>> Start SUPPLIED RECORDS

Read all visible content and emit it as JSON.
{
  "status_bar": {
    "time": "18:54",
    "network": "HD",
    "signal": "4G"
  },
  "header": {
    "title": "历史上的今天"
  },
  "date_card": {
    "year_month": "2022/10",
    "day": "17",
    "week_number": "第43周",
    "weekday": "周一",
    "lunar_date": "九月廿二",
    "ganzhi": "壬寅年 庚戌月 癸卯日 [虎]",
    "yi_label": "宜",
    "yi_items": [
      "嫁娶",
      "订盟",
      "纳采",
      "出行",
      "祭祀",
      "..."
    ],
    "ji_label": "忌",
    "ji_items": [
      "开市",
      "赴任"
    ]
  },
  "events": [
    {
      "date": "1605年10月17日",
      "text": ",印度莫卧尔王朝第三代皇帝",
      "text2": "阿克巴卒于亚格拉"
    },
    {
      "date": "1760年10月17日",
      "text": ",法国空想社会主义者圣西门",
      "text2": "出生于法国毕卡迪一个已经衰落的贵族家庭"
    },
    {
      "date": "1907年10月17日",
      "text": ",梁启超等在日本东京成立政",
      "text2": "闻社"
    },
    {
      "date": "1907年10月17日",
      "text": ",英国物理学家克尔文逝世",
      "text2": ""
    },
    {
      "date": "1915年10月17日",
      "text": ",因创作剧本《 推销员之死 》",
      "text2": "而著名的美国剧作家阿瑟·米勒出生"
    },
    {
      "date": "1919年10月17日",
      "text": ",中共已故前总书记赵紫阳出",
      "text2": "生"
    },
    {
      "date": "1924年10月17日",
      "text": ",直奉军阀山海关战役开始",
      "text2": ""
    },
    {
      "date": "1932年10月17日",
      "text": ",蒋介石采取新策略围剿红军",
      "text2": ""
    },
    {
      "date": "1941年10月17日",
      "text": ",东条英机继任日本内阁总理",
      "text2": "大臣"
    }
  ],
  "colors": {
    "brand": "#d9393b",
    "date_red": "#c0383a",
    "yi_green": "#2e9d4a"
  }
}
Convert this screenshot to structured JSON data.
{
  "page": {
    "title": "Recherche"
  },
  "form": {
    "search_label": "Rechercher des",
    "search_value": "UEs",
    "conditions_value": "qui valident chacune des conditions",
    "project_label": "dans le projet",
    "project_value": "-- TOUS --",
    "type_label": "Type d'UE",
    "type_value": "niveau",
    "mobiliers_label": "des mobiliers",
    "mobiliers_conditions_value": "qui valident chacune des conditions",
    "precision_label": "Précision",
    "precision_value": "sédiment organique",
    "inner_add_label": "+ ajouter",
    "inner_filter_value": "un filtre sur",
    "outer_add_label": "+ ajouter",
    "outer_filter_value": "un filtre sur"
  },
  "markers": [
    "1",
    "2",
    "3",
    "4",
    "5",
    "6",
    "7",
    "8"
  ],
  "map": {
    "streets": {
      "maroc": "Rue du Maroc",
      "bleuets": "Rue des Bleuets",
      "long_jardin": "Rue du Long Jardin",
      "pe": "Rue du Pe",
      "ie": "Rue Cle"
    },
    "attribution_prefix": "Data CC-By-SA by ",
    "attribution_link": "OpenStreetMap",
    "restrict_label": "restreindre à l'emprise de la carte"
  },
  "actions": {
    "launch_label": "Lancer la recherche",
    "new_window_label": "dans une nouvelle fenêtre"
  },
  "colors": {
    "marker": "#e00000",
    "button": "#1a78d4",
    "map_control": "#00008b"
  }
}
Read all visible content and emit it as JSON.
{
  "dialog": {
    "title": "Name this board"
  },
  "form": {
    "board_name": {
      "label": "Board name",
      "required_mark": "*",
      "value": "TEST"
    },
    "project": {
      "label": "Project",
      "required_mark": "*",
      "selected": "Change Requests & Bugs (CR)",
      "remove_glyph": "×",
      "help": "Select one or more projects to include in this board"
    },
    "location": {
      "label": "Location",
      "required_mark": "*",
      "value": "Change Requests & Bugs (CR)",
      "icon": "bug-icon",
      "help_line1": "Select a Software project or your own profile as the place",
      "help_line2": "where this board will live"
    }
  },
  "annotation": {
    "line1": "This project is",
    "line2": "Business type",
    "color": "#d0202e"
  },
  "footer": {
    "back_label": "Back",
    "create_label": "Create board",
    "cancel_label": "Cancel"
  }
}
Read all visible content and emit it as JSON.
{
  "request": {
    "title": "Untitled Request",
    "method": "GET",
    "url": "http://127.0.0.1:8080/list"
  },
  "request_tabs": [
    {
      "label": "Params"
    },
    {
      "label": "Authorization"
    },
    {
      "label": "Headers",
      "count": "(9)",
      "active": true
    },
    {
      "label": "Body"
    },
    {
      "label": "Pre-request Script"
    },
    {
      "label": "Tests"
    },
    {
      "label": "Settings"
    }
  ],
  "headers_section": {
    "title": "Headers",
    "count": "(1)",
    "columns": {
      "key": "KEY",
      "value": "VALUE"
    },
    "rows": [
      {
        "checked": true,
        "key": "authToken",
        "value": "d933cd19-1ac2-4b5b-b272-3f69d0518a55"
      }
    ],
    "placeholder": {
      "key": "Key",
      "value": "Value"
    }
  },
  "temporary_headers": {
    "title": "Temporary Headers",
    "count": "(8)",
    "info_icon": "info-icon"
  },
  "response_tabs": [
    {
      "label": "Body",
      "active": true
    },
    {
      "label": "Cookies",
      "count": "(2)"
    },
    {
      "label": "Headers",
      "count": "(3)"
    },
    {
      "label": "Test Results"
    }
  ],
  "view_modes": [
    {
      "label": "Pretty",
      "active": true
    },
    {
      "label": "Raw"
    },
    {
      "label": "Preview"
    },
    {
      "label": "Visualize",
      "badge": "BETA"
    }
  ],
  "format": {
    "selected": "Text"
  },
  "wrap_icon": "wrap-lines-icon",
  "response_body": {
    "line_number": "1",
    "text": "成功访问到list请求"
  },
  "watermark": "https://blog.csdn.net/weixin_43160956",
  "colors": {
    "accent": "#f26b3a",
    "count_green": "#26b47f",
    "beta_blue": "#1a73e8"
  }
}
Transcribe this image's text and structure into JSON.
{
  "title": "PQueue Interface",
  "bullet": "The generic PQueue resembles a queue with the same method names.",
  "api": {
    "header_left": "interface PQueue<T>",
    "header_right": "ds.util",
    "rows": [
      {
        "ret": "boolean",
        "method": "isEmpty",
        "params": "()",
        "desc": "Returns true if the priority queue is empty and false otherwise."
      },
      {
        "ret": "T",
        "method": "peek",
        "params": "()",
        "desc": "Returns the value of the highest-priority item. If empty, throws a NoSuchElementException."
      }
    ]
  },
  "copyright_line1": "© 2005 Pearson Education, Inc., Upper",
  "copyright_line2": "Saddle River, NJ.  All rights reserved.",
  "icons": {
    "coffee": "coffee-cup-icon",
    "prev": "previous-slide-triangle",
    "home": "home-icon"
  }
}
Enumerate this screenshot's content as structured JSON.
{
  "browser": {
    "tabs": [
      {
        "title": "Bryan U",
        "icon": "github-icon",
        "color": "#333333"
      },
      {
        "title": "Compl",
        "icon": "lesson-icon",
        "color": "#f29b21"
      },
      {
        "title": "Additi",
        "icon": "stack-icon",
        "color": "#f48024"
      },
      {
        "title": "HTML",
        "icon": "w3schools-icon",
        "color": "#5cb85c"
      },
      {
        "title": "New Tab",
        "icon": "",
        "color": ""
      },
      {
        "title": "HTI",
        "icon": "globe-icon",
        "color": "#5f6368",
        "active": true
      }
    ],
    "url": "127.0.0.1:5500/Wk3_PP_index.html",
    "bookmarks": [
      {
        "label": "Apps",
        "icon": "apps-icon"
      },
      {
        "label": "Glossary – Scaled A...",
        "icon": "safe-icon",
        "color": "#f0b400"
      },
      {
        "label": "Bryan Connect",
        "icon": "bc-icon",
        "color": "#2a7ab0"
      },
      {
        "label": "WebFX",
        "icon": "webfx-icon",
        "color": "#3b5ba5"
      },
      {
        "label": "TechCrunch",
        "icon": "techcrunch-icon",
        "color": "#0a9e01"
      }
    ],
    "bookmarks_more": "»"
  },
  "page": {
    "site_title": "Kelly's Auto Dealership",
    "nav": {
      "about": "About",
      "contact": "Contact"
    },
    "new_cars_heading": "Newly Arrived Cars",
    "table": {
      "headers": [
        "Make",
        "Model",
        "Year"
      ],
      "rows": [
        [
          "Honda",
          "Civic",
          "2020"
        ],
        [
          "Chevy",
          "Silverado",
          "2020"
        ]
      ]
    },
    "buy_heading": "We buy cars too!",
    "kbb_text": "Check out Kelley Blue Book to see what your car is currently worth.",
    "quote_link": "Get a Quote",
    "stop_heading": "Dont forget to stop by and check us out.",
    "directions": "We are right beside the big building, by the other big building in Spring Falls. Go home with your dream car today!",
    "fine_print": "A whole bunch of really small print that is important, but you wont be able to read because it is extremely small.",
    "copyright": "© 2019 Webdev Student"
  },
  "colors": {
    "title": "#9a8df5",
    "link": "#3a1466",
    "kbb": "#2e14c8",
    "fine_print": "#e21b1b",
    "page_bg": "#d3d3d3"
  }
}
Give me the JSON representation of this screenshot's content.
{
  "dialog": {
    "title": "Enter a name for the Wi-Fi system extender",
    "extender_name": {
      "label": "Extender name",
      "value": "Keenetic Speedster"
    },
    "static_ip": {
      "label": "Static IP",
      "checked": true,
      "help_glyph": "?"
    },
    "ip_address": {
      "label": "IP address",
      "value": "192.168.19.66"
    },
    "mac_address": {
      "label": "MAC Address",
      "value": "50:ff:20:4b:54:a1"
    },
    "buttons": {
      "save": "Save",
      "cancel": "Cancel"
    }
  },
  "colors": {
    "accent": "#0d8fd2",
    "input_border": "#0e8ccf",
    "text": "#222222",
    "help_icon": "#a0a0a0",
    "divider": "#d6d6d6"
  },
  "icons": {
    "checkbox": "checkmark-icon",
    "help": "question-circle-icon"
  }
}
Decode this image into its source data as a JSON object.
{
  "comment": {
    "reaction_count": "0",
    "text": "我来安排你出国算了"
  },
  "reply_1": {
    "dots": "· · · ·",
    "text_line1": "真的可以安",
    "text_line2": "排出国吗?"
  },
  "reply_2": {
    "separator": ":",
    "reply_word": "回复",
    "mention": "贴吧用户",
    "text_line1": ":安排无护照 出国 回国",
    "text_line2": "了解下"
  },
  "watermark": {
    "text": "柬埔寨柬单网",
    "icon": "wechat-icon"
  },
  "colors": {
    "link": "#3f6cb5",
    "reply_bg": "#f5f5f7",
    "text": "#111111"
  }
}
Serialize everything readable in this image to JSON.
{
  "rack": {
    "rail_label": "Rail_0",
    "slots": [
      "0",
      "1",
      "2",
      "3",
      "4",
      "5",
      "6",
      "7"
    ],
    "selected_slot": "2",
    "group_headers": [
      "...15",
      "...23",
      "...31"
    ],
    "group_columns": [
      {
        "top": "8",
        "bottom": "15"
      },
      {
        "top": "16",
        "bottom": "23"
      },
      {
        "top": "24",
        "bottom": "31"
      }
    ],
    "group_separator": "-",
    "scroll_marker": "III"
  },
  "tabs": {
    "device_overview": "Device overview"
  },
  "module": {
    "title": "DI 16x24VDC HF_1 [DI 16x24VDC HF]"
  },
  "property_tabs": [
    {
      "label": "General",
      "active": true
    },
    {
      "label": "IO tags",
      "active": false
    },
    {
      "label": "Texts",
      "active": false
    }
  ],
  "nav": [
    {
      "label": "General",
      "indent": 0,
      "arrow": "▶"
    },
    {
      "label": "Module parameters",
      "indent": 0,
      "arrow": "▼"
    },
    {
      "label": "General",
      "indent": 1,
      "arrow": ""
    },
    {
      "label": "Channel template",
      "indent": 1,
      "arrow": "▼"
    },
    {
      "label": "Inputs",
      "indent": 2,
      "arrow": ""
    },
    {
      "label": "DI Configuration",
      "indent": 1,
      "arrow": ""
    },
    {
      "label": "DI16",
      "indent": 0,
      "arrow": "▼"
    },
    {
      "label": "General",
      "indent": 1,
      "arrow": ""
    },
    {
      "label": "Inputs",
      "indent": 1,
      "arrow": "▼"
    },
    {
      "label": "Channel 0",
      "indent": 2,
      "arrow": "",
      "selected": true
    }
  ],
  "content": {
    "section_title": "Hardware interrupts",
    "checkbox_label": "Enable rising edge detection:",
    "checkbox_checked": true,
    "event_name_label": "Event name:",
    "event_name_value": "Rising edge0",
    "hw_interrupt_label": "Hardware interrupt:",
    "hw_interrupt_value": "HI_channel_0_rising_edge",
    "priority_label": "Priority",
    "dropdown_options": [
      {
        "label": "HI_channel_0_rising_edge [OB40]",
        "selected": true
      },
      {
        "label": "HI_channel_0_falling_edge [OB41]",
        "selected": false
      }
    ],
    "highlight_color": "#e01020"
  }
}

>> End SUPPLIED RECORDS

* [PROBLEM DESCRIPTION]:
Which lines hold the word "your"? Copy each of them from the records.

* [RIGHT ANSWER]:
      "help_line1": "Select a Software project or your own profile as the place",
    "kbb_text": "Check out Kelley Blue Book to see what your car is currently worth.",
    "directions": "We are right beside the big building, by the other big building in Spring Falls. Go home with your dream car today!",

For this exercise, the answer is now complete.